Problem: Within the records below, find each line that holds the string "coordinate", then copy it.

(Records about charts and figures)
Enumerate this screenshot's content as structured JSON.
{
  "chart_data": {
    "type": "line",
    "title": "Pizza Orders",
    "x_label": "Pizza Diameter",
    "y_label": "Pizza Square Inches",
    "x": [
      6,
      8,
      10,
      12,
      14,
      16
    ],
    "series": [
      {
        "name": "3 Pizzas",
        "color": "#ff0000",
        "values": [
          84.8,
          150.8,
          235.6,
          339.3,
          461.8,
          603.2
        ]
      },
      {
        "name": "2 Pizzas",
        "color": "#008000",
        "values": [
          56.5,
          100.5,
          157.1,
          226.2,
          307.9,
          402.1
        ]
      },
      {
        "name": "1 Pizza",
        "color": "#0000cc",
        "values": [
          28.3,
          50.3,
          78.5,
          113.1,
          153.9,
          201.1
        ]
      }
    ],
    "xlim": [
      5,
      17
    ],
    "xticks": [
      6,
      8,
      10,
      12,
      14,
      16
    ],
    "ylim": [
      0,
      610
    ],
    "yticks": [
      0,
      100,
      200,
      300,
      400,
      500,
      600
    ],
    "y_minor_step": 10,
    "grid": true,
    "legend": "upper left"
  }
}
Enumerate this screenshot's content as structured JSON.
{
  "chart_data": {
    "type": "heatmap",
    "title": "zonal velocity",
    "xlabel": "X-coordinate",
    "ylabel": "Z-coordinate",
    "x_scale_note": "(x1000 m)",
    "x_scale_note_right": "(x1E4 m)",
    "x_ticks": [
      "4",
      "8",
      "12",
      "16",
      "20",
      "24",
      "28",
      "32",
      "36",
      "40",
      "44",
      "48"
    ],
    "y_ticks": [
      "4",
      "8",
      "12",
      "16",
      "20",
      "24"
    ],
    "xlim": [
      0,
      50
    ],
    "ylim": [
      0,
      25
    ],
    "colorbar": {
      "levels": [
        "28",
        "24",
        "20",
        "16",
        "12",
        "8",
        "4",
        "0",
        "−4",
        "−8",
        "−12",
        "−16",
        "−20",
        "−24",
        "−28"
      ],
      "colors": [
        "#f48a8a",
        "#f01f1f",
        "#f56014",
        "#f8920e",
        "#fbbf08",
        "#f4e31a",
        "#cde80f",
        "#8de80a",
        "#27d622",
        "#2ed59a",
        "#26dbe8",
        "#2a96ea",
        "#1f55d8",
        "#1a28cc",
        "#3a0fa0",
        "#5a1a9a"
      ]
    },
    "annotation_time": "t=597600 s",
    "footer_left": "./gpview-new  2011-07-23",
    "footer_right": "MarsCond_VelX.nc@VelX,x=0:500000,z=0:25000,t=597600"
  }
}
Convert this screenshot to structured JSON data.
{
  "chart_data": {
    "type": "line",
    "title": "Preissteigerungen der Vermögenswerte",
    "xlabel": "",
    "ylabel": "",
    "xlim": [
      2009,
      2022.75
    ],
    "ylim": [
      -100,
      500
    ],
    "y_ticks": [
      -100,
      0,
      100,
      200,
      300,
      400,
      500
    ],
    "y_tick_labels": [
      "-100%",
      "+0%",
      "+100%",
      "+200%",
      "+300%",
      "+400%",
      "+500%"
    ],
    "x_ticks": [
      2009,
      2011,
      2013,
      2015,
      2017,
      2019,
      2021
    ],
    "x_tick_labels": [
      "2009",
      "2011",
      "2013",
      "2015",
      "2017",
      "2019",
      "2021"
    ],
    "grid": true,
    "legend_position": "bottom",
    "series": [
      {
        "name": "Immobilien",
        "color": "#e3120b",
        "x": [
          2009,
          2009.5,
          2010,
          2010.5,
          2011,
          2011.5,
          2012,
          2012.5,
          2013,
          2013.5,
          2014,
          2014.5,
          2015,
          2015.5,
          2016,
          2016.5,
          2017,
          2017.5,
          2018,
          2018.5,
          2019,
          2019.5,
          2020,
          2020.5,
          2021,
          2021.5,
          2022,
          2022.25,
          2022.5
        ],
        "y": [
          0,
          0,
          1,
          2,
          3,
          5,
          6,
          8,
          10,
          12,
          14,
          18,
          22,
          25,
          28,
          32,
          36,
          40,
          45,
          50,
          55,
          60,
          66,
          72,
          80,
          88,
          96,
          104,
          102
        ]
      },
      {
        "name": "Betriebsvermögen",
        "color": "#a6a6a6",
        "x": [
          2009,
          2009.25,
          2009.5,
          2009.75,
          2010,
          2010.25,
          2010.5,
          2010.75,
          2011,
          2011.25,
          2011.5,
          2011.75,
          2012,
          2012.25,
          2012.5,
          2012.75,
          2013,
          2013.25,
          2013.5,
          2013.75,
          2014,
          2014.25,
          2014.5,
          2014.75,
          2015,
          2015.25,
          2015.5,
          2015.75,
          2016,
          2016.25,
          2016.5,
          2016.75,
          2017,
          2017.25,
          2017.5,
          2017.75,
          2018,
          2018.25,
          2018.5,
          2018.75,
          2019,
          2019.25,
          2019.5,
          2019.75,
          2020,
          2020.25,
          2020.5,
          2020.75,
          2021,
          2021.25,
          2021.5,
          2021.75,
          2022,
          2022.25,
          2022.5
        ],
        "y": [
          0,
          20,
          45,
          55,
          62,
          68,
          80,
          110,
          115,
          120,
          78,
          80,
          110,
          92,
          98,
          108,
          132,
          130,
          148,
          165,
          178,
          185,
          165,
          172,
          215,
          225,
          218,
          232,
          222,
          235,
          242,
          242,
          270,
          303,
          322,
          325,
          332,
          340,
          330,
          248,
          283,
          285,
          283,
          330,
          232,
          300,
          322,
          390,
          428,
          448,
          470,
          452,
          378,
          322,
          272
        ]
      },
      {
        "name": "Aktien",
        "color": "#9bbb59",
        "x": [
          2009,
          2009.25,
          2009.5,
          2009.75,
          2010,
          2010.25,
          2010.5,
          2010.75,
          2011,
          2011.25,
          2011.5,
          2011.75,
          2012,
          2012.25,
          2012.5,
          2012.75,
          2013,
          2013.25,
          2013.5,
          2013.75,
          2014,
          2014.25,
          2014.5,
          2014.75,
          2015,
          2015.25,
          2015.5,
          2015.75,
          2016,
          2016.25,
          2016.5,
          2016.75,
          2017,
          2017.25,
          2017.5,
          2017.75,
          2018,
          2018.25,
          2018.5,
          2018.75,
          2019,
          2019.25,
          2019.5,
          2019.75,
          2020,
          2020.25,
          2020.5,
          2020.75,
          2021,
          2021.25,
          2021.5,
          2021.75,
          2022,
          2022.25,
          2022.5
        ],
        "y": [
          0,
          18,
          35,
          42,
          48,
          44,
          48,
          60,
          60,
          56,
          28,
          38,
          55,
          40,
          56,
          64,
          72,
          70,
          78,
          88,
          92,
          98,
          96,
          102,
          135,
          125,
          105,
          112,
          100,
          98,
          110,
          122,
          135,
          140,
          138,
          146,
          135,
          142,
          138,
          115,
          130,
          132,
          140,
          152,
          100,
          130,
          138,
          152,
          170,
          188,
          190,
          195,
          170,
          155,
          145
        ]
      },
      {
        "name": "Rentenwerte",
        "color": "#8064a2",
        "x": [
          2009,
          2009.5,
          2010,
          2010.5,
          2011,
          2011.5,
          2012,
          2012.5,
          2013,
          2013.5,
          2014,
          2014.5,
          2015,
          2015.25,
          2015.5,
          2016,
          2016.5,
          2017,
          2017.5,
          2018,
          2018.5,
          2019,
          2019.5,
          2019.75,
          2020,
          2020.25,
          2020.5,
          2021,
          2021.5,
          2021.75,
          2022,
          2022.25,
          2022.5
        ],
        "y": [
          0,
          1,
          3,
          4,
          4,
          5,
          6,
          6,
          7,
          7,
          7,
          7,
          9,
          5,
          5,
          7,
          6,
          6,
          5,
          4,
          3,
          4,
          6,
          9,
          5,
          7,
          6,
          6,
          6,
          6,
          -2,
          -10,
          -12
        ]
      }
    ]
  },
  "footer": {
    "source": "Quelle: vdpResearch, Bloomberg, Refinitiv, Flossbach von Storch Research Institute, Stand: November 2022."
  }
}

The result:
    "xlabel": "X-coordinate",
    "ylabel": "Z-coordinate",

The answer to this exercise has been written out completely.